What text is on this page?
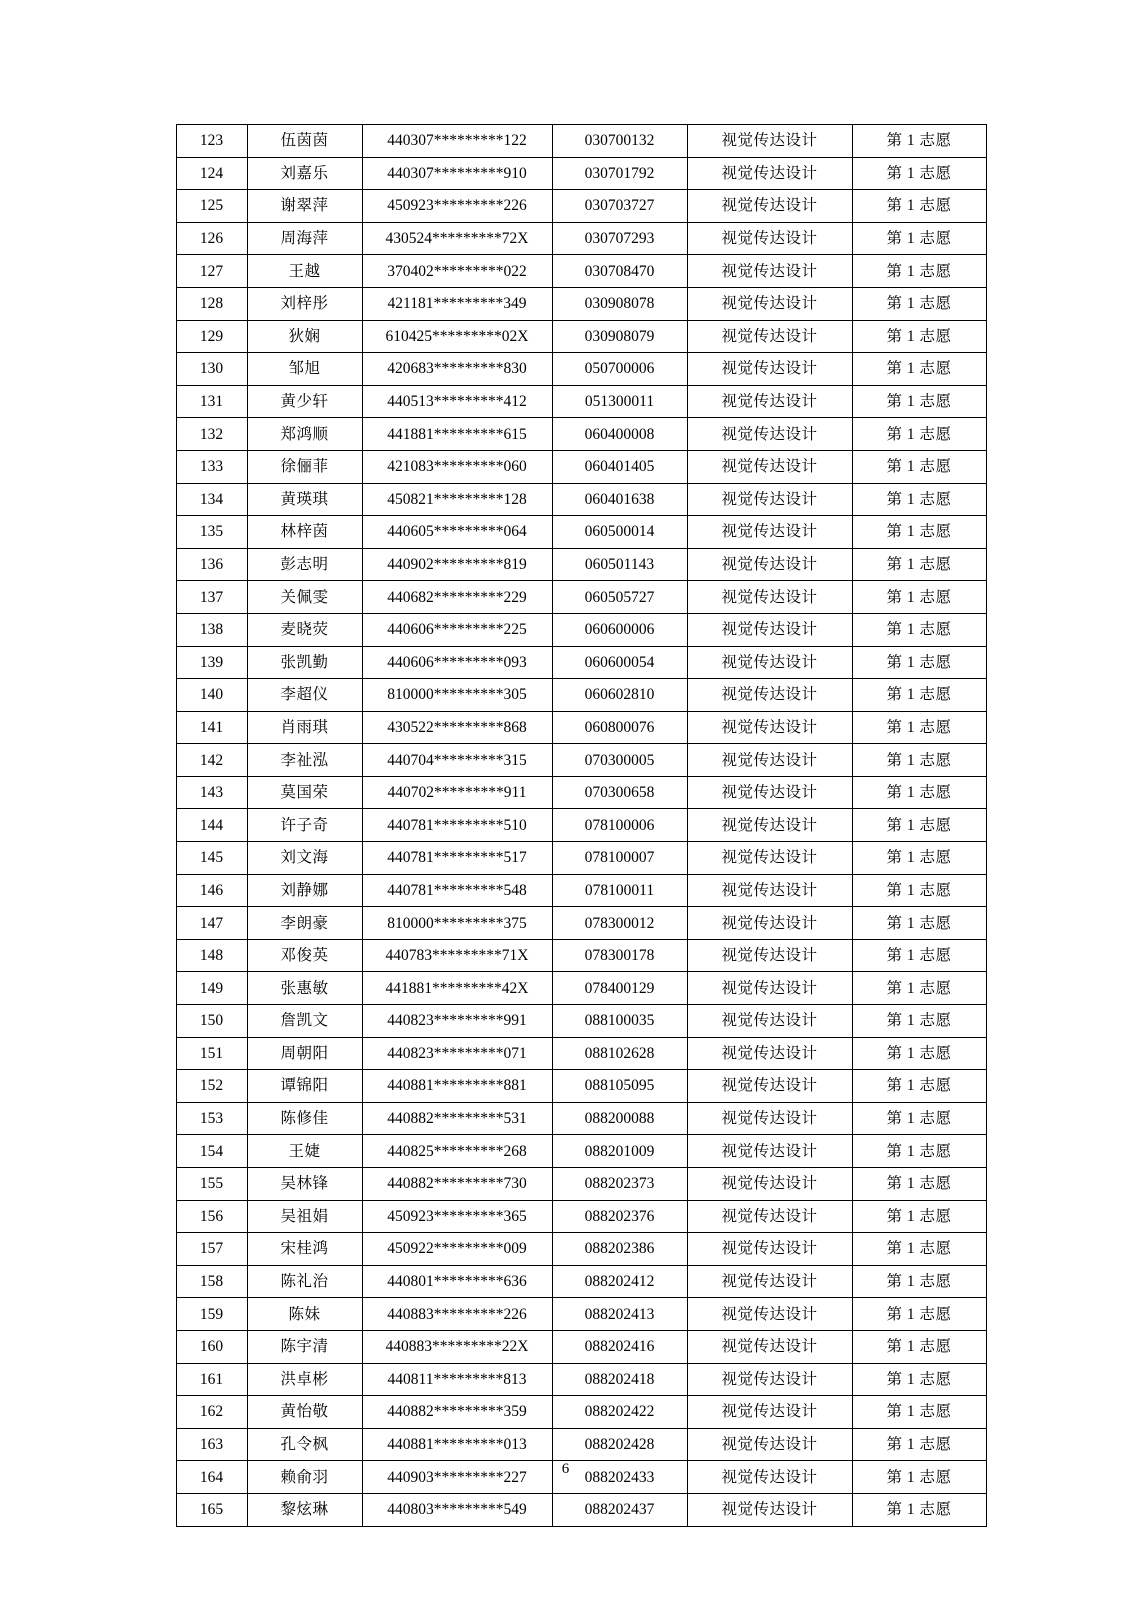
123	伍茵茵	440307*********122	030700132	视觉传达设计	第 1 志愿
124	刘嘉乐	440307*********910	030701792	视觉传达设计	第 1 志愿
125	谢翠萍	450923*********226	030703727	视觉传达设计	第 1 志愿
126	周海萍	430524*********72X	030707293	视觉传达设计	第 1 志愿
127	王越	370402*********022	030708470	视觉传达设计	第 1 志愿
128	刘梓彤	421181*********349	030908078	视觉传达设计	第 1 志愿
129	狄娴	610425*********02X	030908079	视觉传达设计	第 1 志愿
130	邹旭	420683*********830	050700006	视觉传达设计	第 1 志愿
131	黄少轩	440513*********412	051300011	视觉传达设计	第 1 志愿
132	郑鸿顺	441881*********615	060400008	视觉传达设计	第 1 志愿
133	徐俪菲	421083*********060	060401405	视觉传达设计	第 1 志愿
134	黄瑛琪	450821*********128	060401638	视觉传达设计	第 1 志愿
135	林梓茵	440605*********064	060500014	视觉传达设计	第 1 志愿
136	彭志明	440902*********819	060501143	视觉传达设计	第 1 志愿
137	关佩雯	440682*********229	060505727	视觉传达设计	第 1 志愿
138	麦晓荧	440606*********225	060600006	视觉传达设计	第 1 志愿
139	张凯勤	440606*********093	060600054	视觉传达设计	第 1 志愿
140	李超仪	810000*********305	060602810	视觉传达设计	第 1 志愿
141	肖雨琪	430522*********868	060800076	视觉传达设计	第 1 志愿
142	李祉泓	440704*********315	070300005	视觉传达设计	第 1 志愿
143	莫国荣	440702*********911	070300658	视觉传达设计	第 1 志愿
144	许子奇	440781*********510	078100006	视觉传达设计	第 1 志愿
145	刘文海	440781*********517	078100007	视觉传达设计	第 1 志愿
146	刘静娜	440781*********548	078100011	视觉传达设计	第 1 志愿
147	李朗豪	810000*********375	078300012	视觉传达设计	第 1 志愿
148	邓俊英	440783*********71X	078300178	视觉传达设计	第 1 志愿
149	张惠敏	441881*********42X	078400129	视觉传达设计	第 1 志愿
150	詹凯文	440823*********991	088100035	视觉传达设计	第 1 志愿
151	周朝阳	440823*********071	088102628	视觉传达设计	第 1 志愿
152	谭锦阳	440881*********881	088105095	视觉传达设计	第 1 志愿
153	陈修佳	440882*********531	088200088	视觉传达设计	第 1 志愿
154	王婕	440825*********268	088201009	视觉传达设计	第 1 志愿
155	吴林锋	440882*********730	088202373	视觉传达设计	第 1 志愿
156	吴祖娟	450923*********365	088202376	视觉传达设计	第 1 志愿
157	宋桂鸿	450922*********009	088202386	视觉传达设计	第 1 志愿
158	陈礼治	440801*********636	088202412	视觉传达设计	第 1 志愿
159	陈妹	440883*********226	088202413	视觉传达设计	第 1 志愿
160	陈宇清	440883*********22X	088202416	视觉传达设计	第 1 志愿
161	洪卓彬	440811*********813	088202418	视觉传达设计	第 1 志愿
162	黄怡敬	440882*********359	088202422	视觉传达设计	第 1 志愿
163	孔令枫	440881*********013	088202428	视觉传达设计	第 1 志愿
164	赖俞羽	440903*********227	088202433	视觉传达设计	第 1 志愿
165	黎炫琳	440803*********549	088202437	视觉传达设计	第 1 志愿
6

----

TASK STATEMENT. Set down the records in full and exactly. Do not carry over any image.

FINAL ANSWER.
What text is on this page?
123	伍茵茵	440307*********122	030700132	视觉传达设计	第 1 志愿
124	刘嘉乐	440307*********910	030701792	视觉传达设计	第 1 志愿
125	谢翠萍	450923*********226	030703727	视觉传达设计	第 1 志愿
126	周海萍	430524*********72X	030707293	视觉传达设计	第 1 志愿
127	王越	370402*********022	030708470	视觉传达设计	第 1 志愿
128	刘梓彤	421181*********349	030908078	视觉传达设计	第 1 志愿
129	狄娴	610425*********02X	030908079	视觉传达设计	第 1 志愿
130	邹旭	420683*********830	050700006	视觉传达设计	第 1 志愿
131	黄少轩	440513*********412	051300011	视觉传达设计	第 1 志愿
132	郑鸿顺	441881*********615	060400008	视觉传达设计	第 1 志愿
133	徐俪菲	421083*********060	060401405	视觉传达设计	第 1 志愿
134	黄瑛琪	450821*********128	060401638	视觉传达设计	第 1 志愿
135	林梓茵	440605*********064	060500014	视觉传达设计	第 1 志愿
136	彭志明	440902*********819	060501143	视觉传达设计	第 1 志愿
137	关佩雯	440682*********229	060505727	视觉传达设计	第 1 志愿
138	麦晓荧	440606*********225	060600006	视觉传达设计	第 1 志愿
139	张凯勤	440606*********093	060600054	视觉传达设计	第 1 志愿
140	李超仪	810000*********305	060602810	视觉传达设计	第 1 志愿
141	肖雨琪	430522*********868	060800076	视觉传达设计	第 1 志愿
142	李祉泓	440704*********315	070300005	视觉传达设计	第 1 志愿
143	莫国荣	440702*********911	070300658	视觉传达设计	第 1 志愿
144	许子奇	440781*********510	078100006	视觉传达设计	第 1 志愿
145	刘文海	440781*********517	078100007	视觉传达设计	第 1 志愿
146	刘静娜	440781*********548	078100011	视觉传达设计	第 1 志愿
147	李朗豪	810000*********375	078300012	视觉传达设计	第 1 志愿
148	邓俊英	440783*********71X	078300178	视觉传达设计	第 1 志愿
149	张惠敏	441881*********42X	078400129	视觉传达设计	第 1 志愿
150	詹凯文	440823*********991	088100035	视觉传达设计	第 1 志愿
151	周朝阳	440823*********071	088102628	视觉传达设计	第 1 志愿
152	谭锦阳	440881*********881	088105095	视觉传达设计	第 1 志愿
153	陈修佳	440882*********531	088200088	视觉传达设计	第 1 志愿
154	王婕	440825*********268	088201009	视觉传达设计	第 1 志愿
155	吴林锋	440882*********730	088202373	视觉传达设计	第 1 志愿
156	吴祖娟	450923*********365	088202376	视觉传达设计	第 1 志愿
157	宋桂鸿	450922*********009	088202386	视觉传达设计	第 1 志愿
158	陈礼治	440801*********636	088202412	视觉传达设计	第 1 志愿
159	陈妹	440883*********226	088202413	视觉传达设计	第 1 志愿
160	陈宇清	440883*********22X	088202416	视觉传达设计	第 1 志愿
161	洪卓彬	440811*********813	088202418	视觉传达设计	第 1 志愿
162	黄怡敬	440882*********359	088202422	视觉传达设计	第 1 志愿
163	孔令枫	440881*********013	088202428	视觉传达设计	第 1 志愿
164	赖俞羽	440903*********227	088202433	视觉传达设计	第 1 志愿
165	黎炫琳	440803*********549	088202437	视觉传达设计	第 1 志愿
6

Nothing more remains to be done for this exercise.